* _Records_:

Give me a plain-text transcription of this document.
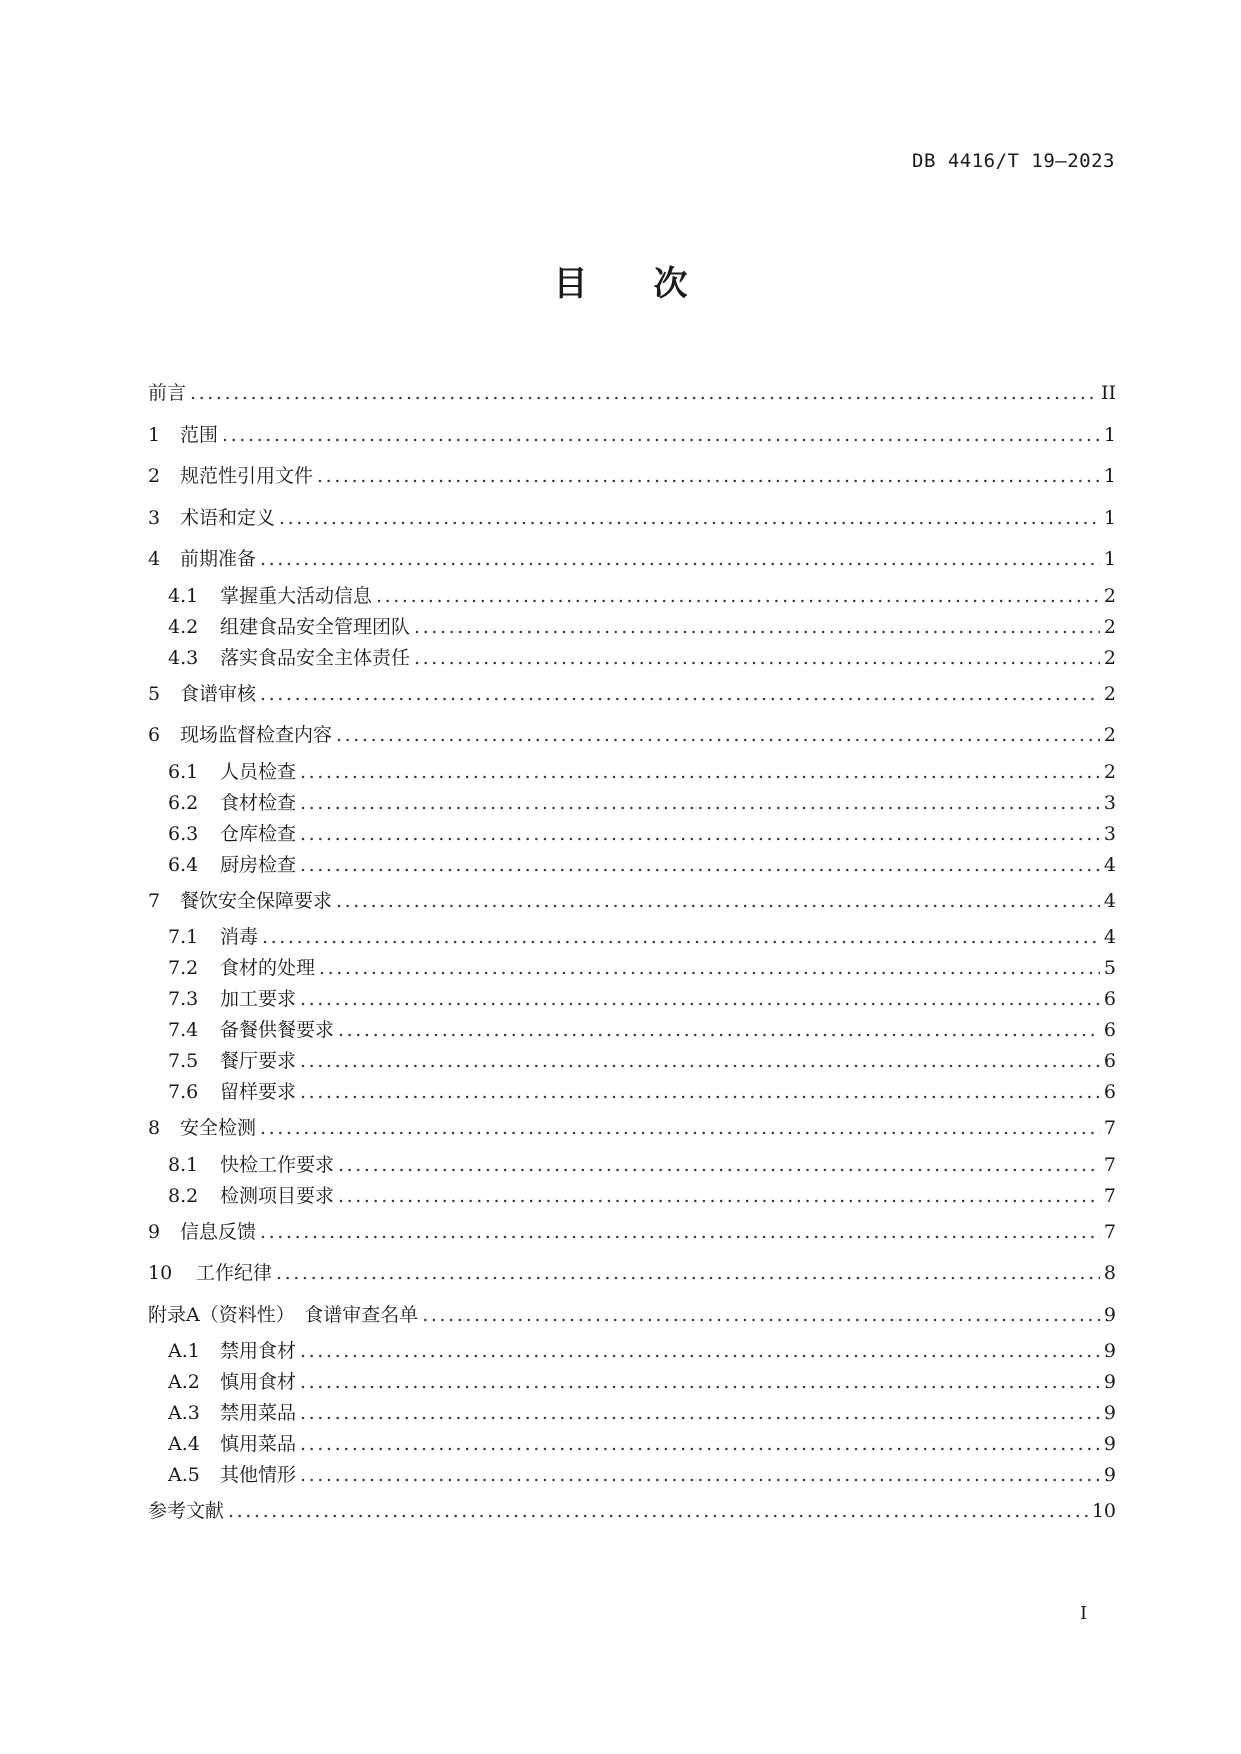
DB 4416/T 19—2023
目 次
前言 .....	II
1	范围 .....	1
2	规范性引用文件 .....	1
3	术语和定义 .....	1
4	前期准备 .....	1
4.1	掌握重大活动信息 .....	2
4.2	组建食品安全管理团队 .....	2
4.3	落实食品安全主体责任 .....	2
5	食谱审核 .....	2
6	现场监督检查内容 .....	2
6.1	人员检查 .....	2
6.2	食材检查 .....	3
6.3	仓库检查 .....	3
6.4	厨房检查 .....	4
7	餐饮安全保障要求 .....	4
7.1	消毒 .....	4
7.2	食材的处理 .....	5
7.3	加工要求 .....	6
7.4	备餐供餐要求 .....	6
7.5	餐厅要求 .....	6
7.6	留样要求 .....	6
8	安全检测 .....	7
8.1	快检工作要求 .....	7
8.2	检测项目要求 .....	7
9	信息反馈 .....	7
10	工作纪律 .....	8
附录A（资料性）　食谱审查名单 .....	9
A.1	禁用食材 .....	9
A.2	慎用食材 .....	9
A.3	禁用菜品 .....	9
A.4	慎用菜品 .....	9
A.5	其他情形 .....	9
参考文献 .....	10
I
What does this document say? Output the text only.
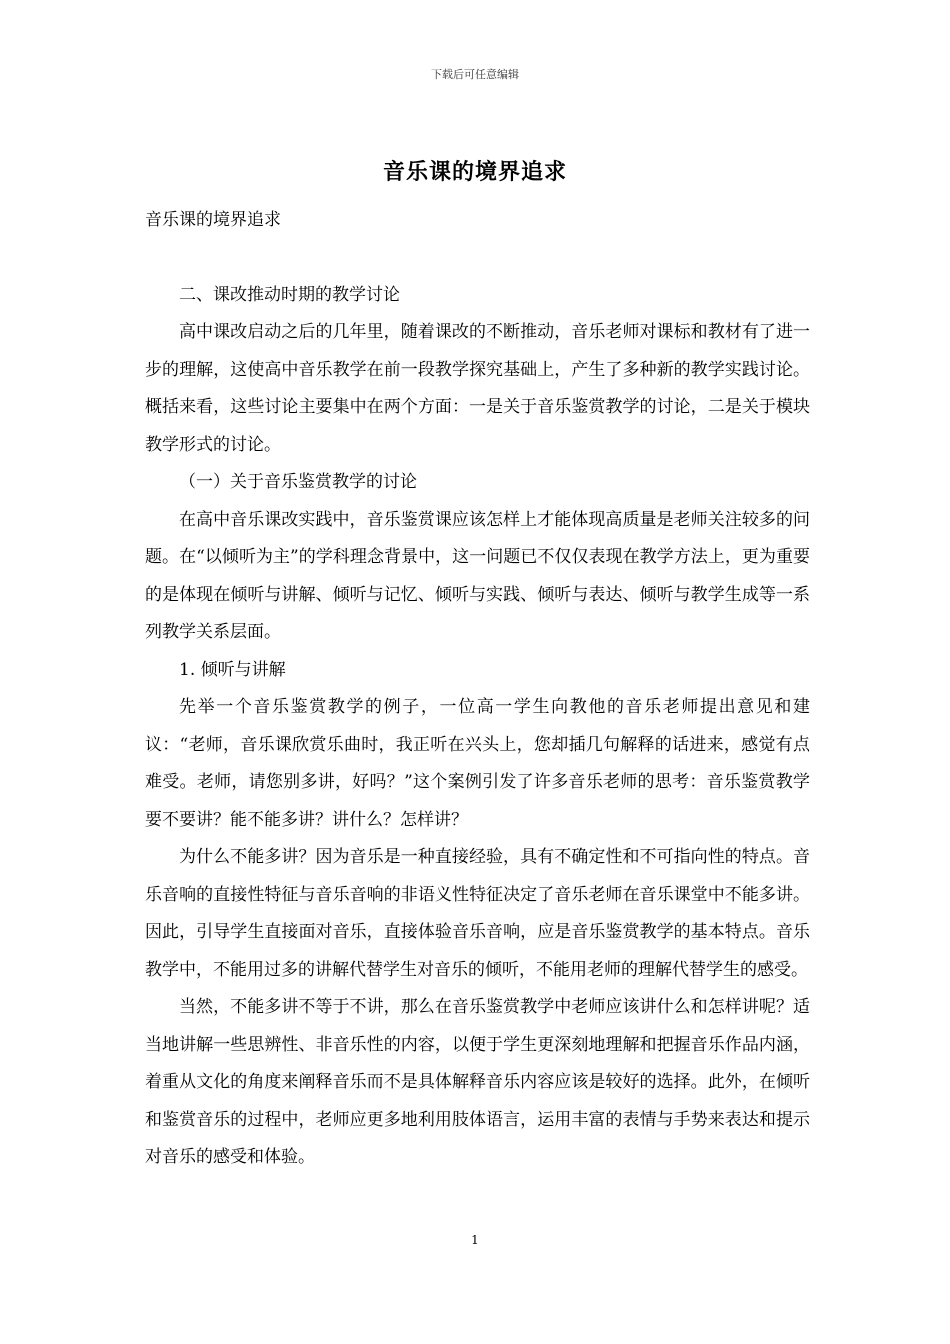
下载后可任意编辑
音乐课的境界追求

音乐课的境界追求

二、课改推动时期的教学讨论

高中课改启动之后的几年里，随着课改的不断推动，音乐老师对课标和教材有了进一步的理解，这使高中音乐教学在前一段教学探究基础上，产生了多种新的教学实践讨论。概括来看，这些讨论主要集中在两个方面：一是关于音乐鉴赏教学的讨论，二是关于模块教学形式的讨论。

（一）关于音乐鉴赏教学的讨论

在高中音乐课改实践中，音乐鉴赏课应该怎样上才能体现高质量是老师关注较多的问题。在“以倾听为主”的学科理念背景中，这一问题已不仅仅表现在教学方法上，更为重要的是体现在倾听与讲解、倾听与记忆、倾听与实践、倾听与表达、倾听与教学生成等一系列教学关系层面。

1. 倾听与讲解

先举一个音乐鉴赏教学的例子，一位高一学生向教他的音乐老师提出意见和建议：“老师，音乐课欣赏乐曲时，我正听在兴头上，您却插几句解释的话进来，感觉有点难受。老师，请您别多讲，好吗？”这个案例引发了许多音乐老师的思考：音乐鉴赏教学要不要讲？能不能多讲？讲什么？怎样讲？

为什么不能多讲？因为音乐是一种直接经验，具有不确定性和不可指向性的特点。音乐音响的直接性特征与音乐音响的非语义性特征决定了音乐老师在音乐课堂中不能多讲。因此，引导学生直接面对音乐，直接体验音乐音响，应是音乐鉴赏教学的基本特点。音乐教学中，不能用过多的讲解代替学生对音乐的倾听，不能用老师的理解代替学生的感受。

当然，不能多讲不等于不讲，那么在音乐鉴赏教学中老师应该讲什么和怎样讲呢？适当地讲解一些思辨性、非音乐性的内容，以便于学生更深刻地理解和把握音乐作品内涵，着重从文化的角度来阐释音乐而不是具体解释音乐内容应该是较好的选择。此外，在倾听和鉴赏音乐的过程中，老师应更多地利用肢体语言，运用丰富的表情与手势来表达和提示对音乐的感受和体验。

1
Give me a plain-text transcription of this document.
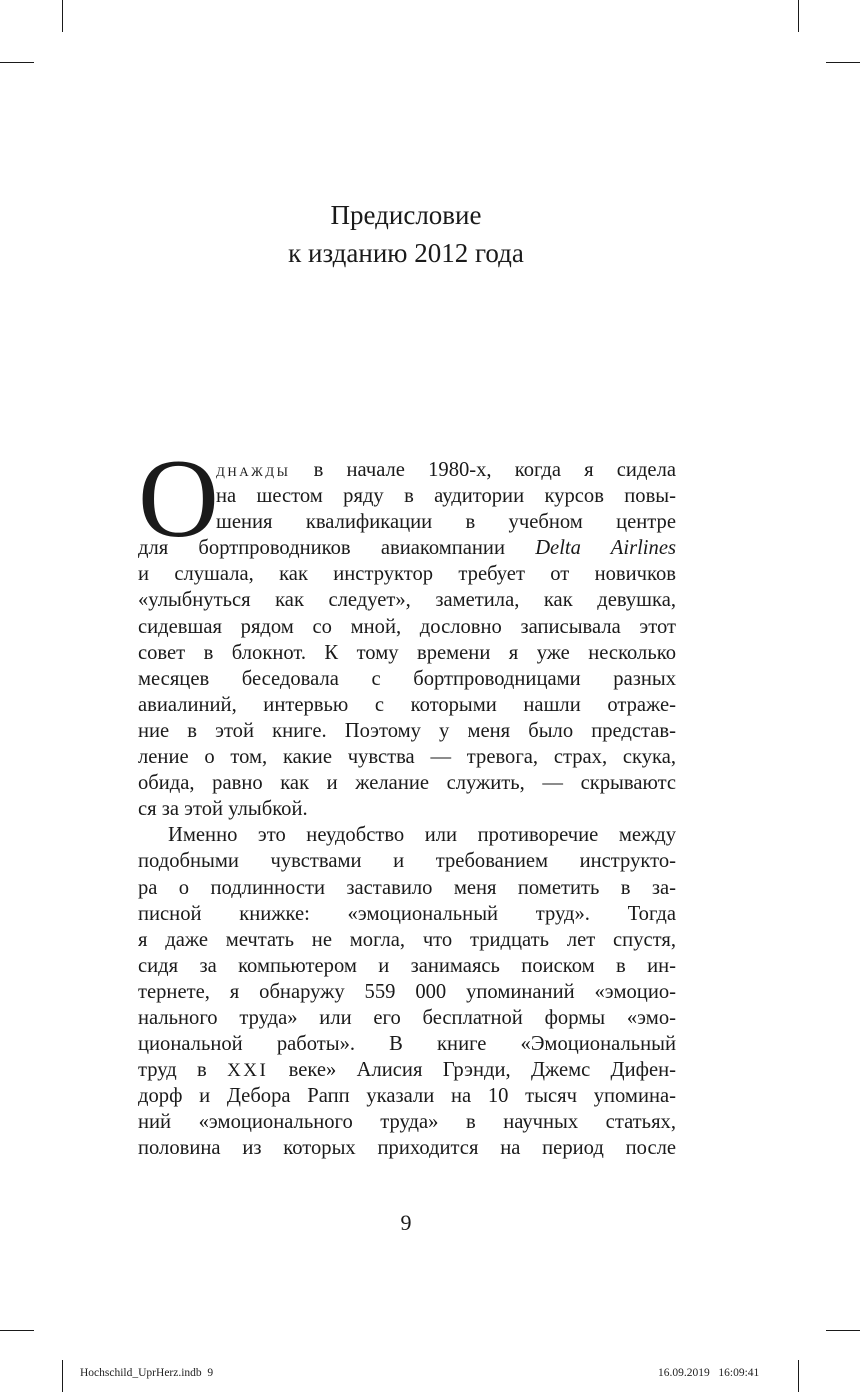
Предисловие
к изданию 2012 года
О
днажды в начале 1980-х, когда я сидела
на шестом ряду в аудитории курсов повы-
шения квалификации в учебном центре
для бортпроводников авиакомпании Delta Airlines
и слушала, как инструктор требует от новичков
«улыбнуться как следует», заметила, как девушка,
сидевшая рядом со мной, дословно записывала этот
совет в блокнот. К тому времени я уже несколько
месяцев беседовала с бортпроводницами разных
авиалиний, интервью с которыми нашли отраже-
ние в этой книге. Поэтому у меня было представ-
ление о том, какие чувства — тревога, страх, скука,
обида, равно как и желание служить, — скрываютс
ся за этой улыбкой.
Именно это неудобство или противоречие между
подобными чувствами и требованием инструкто-
ра о подлинности заставило меня пометить в за-
писной книжке: «эмоциональный труд». Тогда
я даже мечтать не могла, что тридцать лет спустя,
сидя за компьютером и занимаясь поиском в ин-
тернете, я обнаружу 559 000 упоминаний «эмоцио-
нального труда» или его бесплатной формы «эмо-
циональной работы». В книге «Эмоциональный
труд в XXI веке» Алисия Грэнди, Джемс Дифен-
дорф и Дебора Рапп указали на 10 тысяч упомина-
ний «эмоционального труда» в научных статьях,
половина из которых приходится на период после
9
Hochschild_UprHerz.indb  9	16.09.2019   16:09:41
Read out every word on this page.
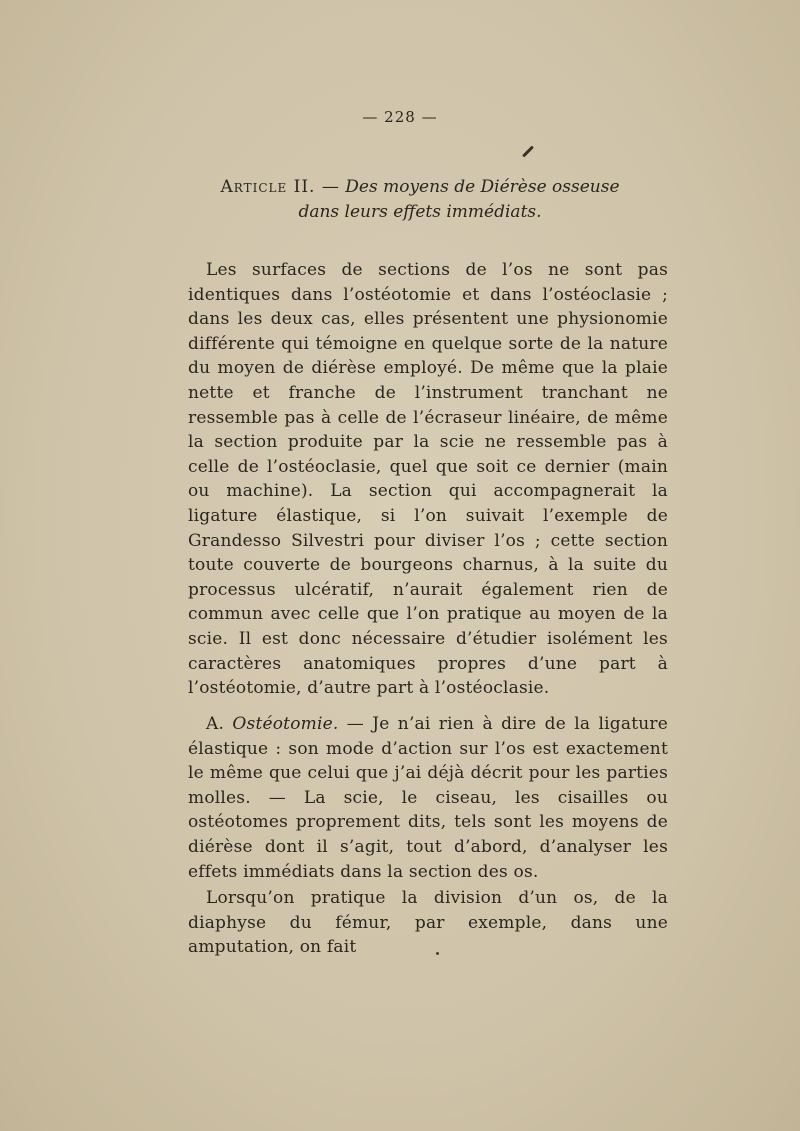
— 228 —
Article II. — Des moyens de Diérèse osseuse
dans leurs effets immédiats.
Les surfaces de sections de l’os ne sont pas identiques dans l’ostéotomie et dans l’ostéoclasie ; dans les deux cas, elles présentent une physionomie différente qui témoigne en quelque sorte de la nature du moyen de diérèse employé. De même que la plaie nette et franche de l’instrument tranchant ne ressemble pas à celle de l’écraseur linéaire, de même la section produite par la scie ne ressemble pas à celle de l’ostéoclasie, quel que soit ce dernier (main ou machine). La section qui accompagnerait la ligature élastique, si l’on suivait l’exemple de Grandesso Silvestri pour diviser l’os ; cette section toute couverte de bourgeons charnus, à la suite du processus ulcératif, n’aurait également rien de commun avec celle que l’on pratique au moyen de la scie. Il est donc nécessaire d’étudier isolément les caractères anatomiques propres d’une part à l’ostéotomie, d’autre part à l’ostéoclasie.
A. Ostéotomie. — Je n’ai rien à dire de la ligature élastique : son mode d’action sur l’os est exactement le même que celui que j’ai déjà décrit pour les parties molles. — La scie, le ciseau, les cisailles ou ostéotomes proprement dits, tels sont les moyens de diérèse dont il s’agit, tout d’abord, d’analyser les effets immédiats dans la section des os.
Lorsqu’on pratique la division d’un os, de la diaphyse du fémur, par exemple, dans une amputation, on fait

* _Problem details_: Restate every record exactly, please; do not copy the pictures.

* _Complete response_:
Give me a plain-text transcription of this document.
DB 4416/T 19—2023
目 次
前言 .....	II
1	范围 .....	1
2	规范性引用文件 .....	1
3	术语和定义 .....	1
4	前期准备 .....	1
4.1	掌握重大活动信息 .....	2
4.2	组建食品安全管理团队 .....	2
4.3	落实食品安全主体责任 .....	2
5	食谱审核 .....	2
6	现场监督检查内容 .....	2
6.1	人员检查 .....	2
6.2	食材检查 .....	3
6.3	仓库检查 .....	3
6.4	厨房检查 .....	4
7	餐饮安全保障要求 .....	4
7.1	消毒 .....	4
7.2	食材的处理 .....	5
7.3	加工要求 .....	6
7.4	备餐供餐要求 .....	6
7.5	餐厅要求 .....	6
7.6	留样要求 .....	6
8	安全检测 .....	7
8.1	快检工作要求 .....	7
8.2	检测项目要求 .....	7
9	信息反馈 .....	7
10	工作纪律 .....	8
附录A（资料性）　食谱审查名单 .....	9
A.1	禁用食材 .....	9
A.2	慎用食材 .....	9
A.3	禁用菜品 .....	9
A.4	慎用菜品 .....	9
A.5	其他情形 .....	9
参考文献 .....	10
I
What does this document say? Output the text only.
下载后可任意编辑
音乐课的境界追求

音乐课的境界追求

二、课改推动时期的教学讨论

高中课改启动之后的几年里，随着课改的不断推动，音乐老师对课标和教材有了进一步的理解，这使高中音乐教学在前一段教学探究基础上，产生了多种新的教学实践讨论。概括来看，这些讨论主要集中在两个方面：一是关于音乐鉴赏教学的讨论，二是关于模块教学形式的讨论。

（一）关于音乐鉴赏教学的讨论

在高中音乐课改实践中，音乐鉴赏课应该怎样上才能体现高质量是老师关注较多的问题。在“以倾听为主”的学科理念背景中，这一问题已不仅仅表现在教学方法上，更为重要的是体现在倾听与讲解、倾听与记忆、倾听与实践、倾听与表达、倾听与教学生成等一系列教学关系层面。

1. 倾听与讲解

先举一个音乐鉴赏教学的例子，一位高一学生向教他的音乐老师提出意见和建议：“老师，音乐课欣赏乐曲时，我正听在兴头上，您却插几句解释的话进来，感觉有点难受。老师，请您别多讲，好吗？”这个案例引发了许多音乐老师的思考：音乐鉴赏教学要不要讲？能不能多讲？讲什么？怎样讲？

为什么不能多讲？因为音乐是一种直接经验，具有不确定性和不可指向性的特点。音乐音响的直接性特征与音乐音响的非语义性特征决定了音乐老师在音乐课堂中不能多讲。因此，引导学生直接面对音乐，直接体验音乐音响，应是音乐鉴赏教学的基本特点。音乐教学中，不能用过多的讲解代替学生对音乐的倾听，不能用老师的理解代替学生的感受。

当然，不能多讲不等于不讲，那么在音乐鉴赏教学中老师应该讲什么和怎样讲呢？适当地讲解一些思辨性、非音乐性的内容，以便于学生更深刻地理解和把握音乐作品内涵，着重从文化的角度来阐释音乐而不是具体解释音乐内容应该是较好的选择。此外，在倾听和鉴赏音乐的过程中，老师应更多地利用肢体语言，运用丰富的表情与手势来表达和提示对音乐的感受和体验。

1
Give me a plain-text transcription of this document.
Предисловие
к изданию 2012 года
О
днажды в начале 1980-х, когда я сидела
на шестом ряду в аудитории курсов повы-
шения квалификации в учебном центре
для бортпроводников авиакомпании Delta Airlines
и слушала, как инструктор требует от новичков
«улыбнуться как следует», заметила, как девушка,
сидевшая рядом со мной, дословно записывала этот
совет в блокнот. К тому времени я уже несколько
месяцев беседовала с бортпроводницами разных
авиалиний, интервью с которыми нашли отраже-
ние в этой книге. Поэтому у меня было представ-
ление о том, какие чувства — тревога, страх, скука,
обида, равно как и желание служить, — скрываютс
ся за этой улыбкой.
Именно это неудобство или противоречие между
подобными чувствами и требованием инструкто-
ра о подлинности заставило меня пометить в за-
писной книжке: «эмоциональный труд». Тогда
я даже мечтать не могла, что тридцать лет спустя,
сидя за компьютером и занимаясь поиском в ин-
тернете, я обнаружу 559 000 упоминаний «эмоцио-
нального труда» или его бесплатной формы «эмо-
циональной работы». В книге «Эмоциональный
труд в XXI веке» Алисия Грэнди, Джемс Дифен-
дорф и Дебора Рапп указали на 10 тысяч упомина-
ний «эмоционального труда» в научных статьях,
половина из которых приходится на период после
9
Hochschild_UprHerz.indb  9	16.09.2019   16:09:41
Read out every word on this page.
— 228 —
Article II. — Des moyens de Diérèse osseuse
dans leurs effets immédiats.
Les surfaces de sections de l’os ne sont pas identiques dans l’ostéotomie et dans l’ostéoclasie ; dans les deux cas, elles présentent une physionomie différente qui témoigne en quelque sorte de la nature du moyen de diérèse employé. De même que la plaie nette et franche de l’instrument tranchant ne ressemble pas à celle de l’écraseur linéaire, de même la section produite par la scie ne ressemble pas à celle de l’ostéoclasie, quel que soit ce dernier (main ou machine). La section qui accompagnerait la ligature élastique, si l’on suivait l’exemple de Grandesso Silvestri pour diviser l’os ; cette section toute couverte de bourgeons charnus, à la suite du processus ulcératif, n’aurait également rien de commun avec celle que l’on pratique au moyen de la scie. Il est donc nécessaire d’étudier isolément les caractères anatomiques propres d’une part à l’ostéotomie, d’autre part à l’ostéoclasie.
A. Ostéotomie. — Je n’ai rien à dire de la ligature élastique : son mode d’action sur l’os est exactement le même que celui que j’ai déjà décrit pour les parties molles. — La scie, le ciseau, les cisailles ou ostéotomes proprement dits, tels sont les moyens de diérèse dont il s’agit, tout d’abord, d’analyser les effets immédiats dans la section des os.
Lorsqu’on pratique la division d’un os, de la diaphyse du fémur, par exemple, dans une amputation, on fait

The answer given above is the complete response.